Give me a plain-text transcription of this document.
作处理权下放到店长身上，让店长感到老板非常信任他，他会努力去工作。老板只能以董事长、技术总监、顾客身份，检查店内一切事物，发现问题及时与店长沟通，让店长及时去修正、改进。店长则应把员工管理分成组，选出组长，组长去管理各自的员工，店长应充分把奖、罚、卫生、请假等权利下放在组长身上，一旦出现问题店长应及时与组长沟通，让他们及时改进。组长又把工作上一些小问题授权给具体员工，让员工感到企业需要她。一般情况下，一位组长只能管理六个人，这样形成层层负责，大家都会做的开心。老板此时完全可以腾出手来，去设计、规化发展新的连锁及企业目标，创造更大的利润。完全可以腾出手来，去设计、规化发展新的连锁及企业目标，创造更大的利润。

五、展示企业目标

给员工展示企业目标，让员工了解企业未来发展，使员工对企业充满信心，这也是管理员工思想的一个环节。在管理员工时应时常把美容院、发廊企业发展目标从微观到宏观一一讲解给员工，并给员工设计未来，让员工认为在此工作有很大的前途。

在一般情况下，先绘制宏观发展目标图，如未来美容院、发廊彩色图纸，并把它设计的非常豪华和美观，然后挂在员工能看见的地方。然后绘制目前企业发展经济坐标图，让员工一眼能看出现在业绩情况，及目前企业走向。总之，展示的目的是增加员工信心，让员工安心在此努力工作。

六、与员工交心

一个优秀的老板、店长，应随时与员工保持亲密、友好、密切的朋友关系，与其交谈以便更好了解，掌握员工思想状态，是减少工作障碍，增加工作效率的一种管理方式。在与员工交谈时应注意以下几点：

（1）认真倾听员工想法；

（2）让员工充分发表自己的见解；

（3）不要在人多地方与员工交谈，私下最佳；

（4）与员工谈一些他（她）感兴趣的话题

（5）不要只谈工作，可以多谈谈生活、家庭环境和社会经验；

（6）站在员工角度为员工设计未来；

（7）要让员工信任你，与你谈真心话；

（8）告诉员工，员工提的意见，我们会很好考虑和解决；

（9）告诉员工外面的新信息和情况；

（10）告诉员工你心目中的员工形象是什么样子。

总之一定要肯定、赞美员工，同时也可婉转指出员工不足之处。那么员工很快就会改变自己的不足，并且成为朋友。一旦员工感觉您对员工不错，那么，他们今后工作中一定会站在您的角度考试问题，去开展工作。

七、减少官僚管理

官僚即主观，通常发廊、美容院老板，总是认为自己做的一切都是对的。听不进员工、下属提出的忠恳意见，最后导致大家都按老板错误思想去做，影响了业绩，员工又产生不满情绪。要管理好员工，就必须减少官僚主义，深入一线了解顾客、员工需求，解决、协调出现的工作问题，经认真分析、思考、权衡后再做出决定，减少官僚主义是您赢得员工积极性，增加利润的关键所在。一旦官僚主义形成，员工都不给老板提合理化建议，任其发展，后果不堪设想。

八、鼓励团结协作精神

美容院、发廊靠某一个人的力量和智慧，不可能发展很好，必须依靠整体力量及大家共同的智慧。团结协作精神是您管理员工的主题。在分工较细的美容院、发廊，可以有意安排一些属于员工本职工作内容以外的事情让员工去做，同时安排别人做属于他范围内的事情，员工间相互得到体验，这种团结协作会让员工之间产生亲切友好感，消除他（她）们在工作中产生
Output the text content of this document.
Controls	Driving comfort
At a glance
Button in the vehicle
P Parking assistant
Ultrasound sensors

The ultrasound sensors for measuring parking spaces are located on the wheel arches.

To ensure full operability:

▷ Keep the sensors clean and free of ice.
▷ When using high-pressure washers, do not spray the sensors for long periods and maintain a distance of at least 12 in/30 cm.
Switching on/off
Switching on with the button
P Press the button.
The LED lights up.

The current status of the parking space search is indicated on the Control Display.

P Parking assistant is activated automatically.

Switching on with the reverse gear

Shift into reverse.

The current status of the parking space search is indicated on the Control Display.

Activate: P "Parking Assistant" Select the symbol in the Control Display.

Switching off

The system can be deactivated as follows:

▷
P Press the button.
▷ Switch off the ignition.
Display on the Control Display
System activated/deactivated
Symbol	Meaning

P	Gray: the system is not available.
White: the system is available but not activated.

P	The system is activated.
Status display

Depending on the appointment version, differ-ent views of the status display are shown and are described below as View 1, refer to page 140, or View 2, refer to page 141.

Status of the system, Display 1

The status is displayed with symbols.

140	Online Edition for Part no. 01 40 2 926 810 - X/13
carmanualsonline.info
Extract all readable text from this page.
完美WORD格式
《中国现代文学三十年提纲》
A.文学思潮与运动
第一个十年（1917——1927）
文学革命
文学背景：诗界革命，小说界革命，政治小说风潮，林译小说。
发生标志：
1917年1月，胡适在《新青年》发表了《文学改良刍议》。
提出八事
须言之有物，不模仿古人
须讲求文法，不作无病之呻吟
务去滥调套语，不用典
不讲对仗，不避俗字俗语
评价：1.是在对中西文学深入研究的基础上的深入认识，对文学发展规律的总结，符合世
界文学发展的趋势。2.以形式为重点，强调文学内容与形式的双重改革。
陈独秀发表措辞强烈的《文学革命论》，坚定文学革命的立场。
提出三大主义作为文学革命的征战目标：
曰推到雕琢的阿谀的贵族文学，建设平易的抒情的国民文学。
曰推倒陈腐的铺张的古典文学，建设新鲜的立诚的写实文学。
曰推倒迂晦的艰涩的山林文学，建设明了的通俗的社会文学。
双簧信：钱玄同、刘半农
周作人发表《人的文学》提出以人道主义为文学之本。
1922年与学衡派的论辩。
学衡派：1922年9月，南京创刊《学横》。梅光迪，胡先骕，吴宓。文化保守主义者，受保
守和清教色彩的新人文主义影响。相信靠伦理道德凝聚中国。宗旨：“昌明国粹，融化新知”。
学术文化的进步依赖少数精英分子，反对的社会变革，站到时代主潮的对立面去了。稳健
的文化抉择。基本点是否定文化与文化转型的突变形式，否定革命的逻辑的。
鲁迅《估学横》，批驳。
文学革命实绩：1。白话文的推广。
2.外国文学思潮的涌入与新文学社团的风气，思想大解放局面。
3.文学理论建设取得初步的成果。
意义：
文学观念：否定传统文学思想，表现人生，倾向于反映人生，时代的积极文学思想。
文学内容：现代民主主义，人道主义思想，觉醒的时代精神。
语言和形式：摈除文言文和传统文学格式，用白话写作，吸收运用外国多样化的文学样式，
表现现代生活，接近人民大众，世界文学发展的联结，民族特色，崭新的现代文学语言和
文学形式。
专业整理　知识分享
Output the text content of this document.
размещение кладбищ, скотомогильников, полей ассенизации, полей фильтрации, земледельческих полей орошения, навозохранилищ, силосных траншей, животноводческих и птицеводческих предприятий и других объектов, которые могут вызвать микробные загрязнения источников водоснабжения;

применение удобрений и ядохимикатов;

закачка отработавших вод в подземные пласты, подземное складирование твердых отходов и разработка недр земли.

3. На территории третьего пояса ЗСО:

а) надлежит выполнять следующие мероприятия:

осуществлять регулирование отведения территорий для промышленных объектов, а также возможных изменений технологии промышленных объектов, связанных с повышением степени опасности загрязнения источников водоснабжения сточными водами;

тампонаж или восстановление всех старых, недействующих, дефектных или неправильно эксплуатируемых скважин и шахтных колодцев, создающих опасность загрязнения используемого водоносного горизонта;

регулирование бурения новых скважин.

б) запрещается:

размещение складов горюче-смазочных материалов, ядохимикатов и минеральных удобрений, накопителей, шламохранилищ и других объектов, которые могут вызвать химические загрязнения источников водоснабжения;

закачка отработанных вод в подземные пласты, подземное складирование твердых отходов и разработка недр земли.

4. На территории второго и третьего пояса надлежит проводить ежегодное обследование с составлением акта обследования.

* * *

DIRECTIONS: Exactly reproduce all of the entries above.

COMPLETE RESPONSE:
Give me a plain-text transcription of this document.
作处理权下放到店长身上，让店长感到老板非常信任他，他会努力去工作。老板只能以董事长、技术总监、顾客身份，检查店内一切事物，发现问题及时与店长沟通，让店长及时去修正、改进。店长则应把员工管理分成组，选出组长，组长去管理各自的员工，店长应充分把奖、罚、卫生、请假等权利下放在组长身上，一旦出现问题店长应及时与组长沟通，让他们及时改进。组长又把工作上一些小问题授权给具体员工，让员工感到企业需要她。一般情况下，一位组长只能管理六个人，这样形成层层负责，大家都会做的开心。老板此时完全可以腾出手来，去设计、规化发展新的连锁及企业目标，创造更大的利润。完全可以腾出手来，去设计、规化发展新的连锁及企业目标，创造更大的利润。

五、展示企业目标

给员工展示企业目标，让员工了解企业未来发展，使员工对企业充满信心，这也是管理员工思想的一个环节。在管理员工时应时常把美容院、发廊企业发展目标从微观到宏观一一讲解给员工，并给员工设计未来，让员工认为在此工作有很大的前途。

在一般情况下，先绘制宏观发展目标图，如未来美容院、发廊彩色图纸，并把它设计的非常豪华和美观，然后挂在员工能看见的地方。然后绘制目前企业发展经济坐标图，让员工一眼能看出现在业绩情况，及目前企业走向。总之，展示的目的是增加员工信心，让员工安心在此努力工作。

六、与员工交心

一个优秀的老板、店长，应随时与员工保持亲密、友好、密切的朋友关系，与其交谈以便更好了解，掌握员工思想状态，是减少工作障碍，增加工作效率的一种管理方式。在与员工交谈时应注意以下几点：

（1）认真倾听员工想法；

（2）让员工充分发表自己的见解；

（3）不要在人多地方与员工交谈，私下最佳；

（4）与员工谈一些他（她）感兴趣的话题

（5）不要只谈工作，可以多谈谈生活、家庭环境和社会经验；

（6）站在员工角度为员工设计未来；

（7）要让员工信任你，与你谈真心话；

（8）告诉员工，员工提的意见，我们会很好考虑和解决；

（9）告诉员工外面的新信息和情况；

（10）告诉员工你心目中的员工形象是什么样子。

总之一定要肯定、赞美员工，同时也可婉转指出员工不足之处。那么员工很快就会改变自己的不足，并且成为朋友。一旦员工感觉您对员工不错，那么，他们今后工作中一定会站在您的角度考试问题，去开展工作。

七、减少官僚管理

官僚即主观，通常发廊、美容院老板，总是认为自己做的一切都是对的。听不进员工、下属提出的忠恳意见，最后导致大家都按老板错误思想去做，影响了业绩，员工又产生不满情绪。要管理好员工，就必须减少官僚主义，深入一线了解顾客、员工需求，解决、协调出现的工作问题，经认真分析、思考、权衡后再做出决定，减少官僚主义是您赢得员工积极性，增加利润的关键所在。一旦官僚主义形成，员工都不给老板提合理化建议，任其发展，后果不堪设想。

八、鼓励团结协作精神

美容院、发廊靠某一个人的力量和智慧，不可能发展很好，必须依靠整体力量及大家共同的智慧。团结协作精神是您管理员工的主题。在分工较细的美容院、发廊，可以有意安排一些属于员工本职工作内容以外的事情让员工去做，同时安排别人做属于他范围内的事情，员工间相互得到体验，这种团结协作会让员工之间产生亲切友好感，消除他（她）们在工作中产生
Output the text content of this document.
Controls	Driving comfort
At a glance
Button in the vehicle
P Parking assistant
Ultrasound sensors

The ultrasound sensors for measuring parking spaces are located on the wheel arches.

To ensure full operability:

▷ Keep the sensors clean and free of ice.
▷ When using high-pressure washers, do not spray the sensors for long periods and maintain a distance of at least 12 in/30 cm.
Switching on/off
Switching on with the button
P Press the button.
The LED lights up.

The current status of the parking space search is indicated on the Control Display.

P Parking assistant is activated automatically.

Switching on with the reverse gear

Shift into reverse.

The current status of the parking space search is indicated on the Control Display.

Activate: P "Parking Assistant" Select the symbol in the Control Display.

Switching off

The system can be deactivated as follows:

▷
P Press the button.
▷ Switch off the ignition.
Display on the Control Display
System activated/deactivated
Symbol	Meaning

P	Gray: the system is not available.
White: the system is available but not activated.

P	The system is activated.
Status display

Depending on the appointment version, differ-ent views of the status display are shown and are described below as View 1, refer to page 140, or View 2, refer to page 141.

Status of the system, Display 1

The status is displayed with symbols.

140	Online Edition for Part no. 01 40 2 926 810 - X/13
carmanualsonline.info
Extract all readable text from this page.
完美WORD格式
《中国现代文学三十年提纲》
A.文学思潮与运动
第一个十年（1917——1927）
文学革命
文学背景：诗界革命，小说界革命，政治小说风潮，林译小说。
发生标志：
1917年1月，胡适在《新青年》发表了《文学改良刍议》。
提出八事
须言之有物，不模仿古人
须讲求文法，不作无病之呻吟
务去滥调套语，不用典
不讲对仗，不避俗字俗语
评价：1.是在对中西文学深入研究的基础上的深入认识，对文学发展规律的总结，符合世
界文学发展的趋势。2.以形式为重点，强调文学内容与形式的双重改革。
陈独秀发表措辞强烈的《文学革命论》，坚定文学革命的立场。
提出三大主义作为文学革命的征战目标：
曰推到雕琢的阿谀的贵族文学，建设平易的抒情的国民文学。
曰推倒陈腐的铺张的古典文学，建设新鲜的立诚的写实文学。
曰推倒迂晦的艰涩的山林文学，建设明了的通俗的社会文学。
双簧信：钱玄同、刘半农
周作人发表《人的文学》提出以人道主义为文学之本。
1922年与学衡派的论辩。
学衡派：1922年9月，南京创刊《学横》。梅光迪，胡先骕，吴宓。文化保守主义者，受保
守和清教色彩的新人文主义影响。相信靠伦理道德凝聚中国。宗旨：“昌明国粹，融化新知”。
学术文化的进步依赖少数精英分子，反对的社会变革，站到时代主潮的对立面去了。稳健
的文化抉择。基本点是否定文化与文化转型的突变形式，否定革命的逻辑的。
鲁迅《估学横》，批驳。
文学革命实绩：1。白话文的推广。
2.外国文学思潮的涌入与新文学社团的风气，思想大解放局面。
3.文学理论建设取得初步的成果。
意义：
文学观念：否定传统文学思想，表现人生，倾向于反映人生，时代的积极文学思想。
文学内容：现代民主主义，人道主义思想，觉醒的时代精神。
语言和形式：摈除文言文和传统文学格式，用白话写作，吸收运用外国多样化的文学样式，
表现现代生活，接近人民大众，世界文学发展的联结，民族特色，崭新的现代文学语言和
文学形式。
专业整理　知识分享
Output the text content of this document.
размещение кладбищ, скотомогильников, полей ассенизации, полей фильтрации, земледельческих полей орошения, навозохранилищ, силосных траншей, животноводческих и птицеводческих предприятий и других объектов, которые могут вызвать микробные загрязнения источников водоснабжения;

применение удобрений и ядохимикатов;

закачка отработавших вод в подземные пласты, подземное складирование твердых отходов и разработка недр земли.

3. На территории третьего пояса ЗСО:

а) надлежит выполнять следующие мероприятия:

осуществлять регулирование отведения территорий для промышленных объектов, а также возможных изменений технологии промышленных объектов, связанных с повышением степени опасности загрязнения источников водоснабжения сточными водами;

тампонаж или восстановление всех старых, недействующих, дефектных или неправильно эксплуатируемых скважин и шахтных колодцев, создающих опасность загрязнения используемого водоносного горизонта;

регулирование бурения новых скважин.

б) запрещается:

размещение складов горюче-смазочных материалов, ядохимикатов и минеральных удобрений, накопителей, шламохранилищ и других объектов, которые могут вызвать химические загрязнения источников водоснабжения;

закачка отработанных вод в подземные пласты, подземное складирование твердых отходов и разработка недр земли.

4. На территории второго и третьего пояса надлежит проводить ежегодное обследование с составлением акта обследования.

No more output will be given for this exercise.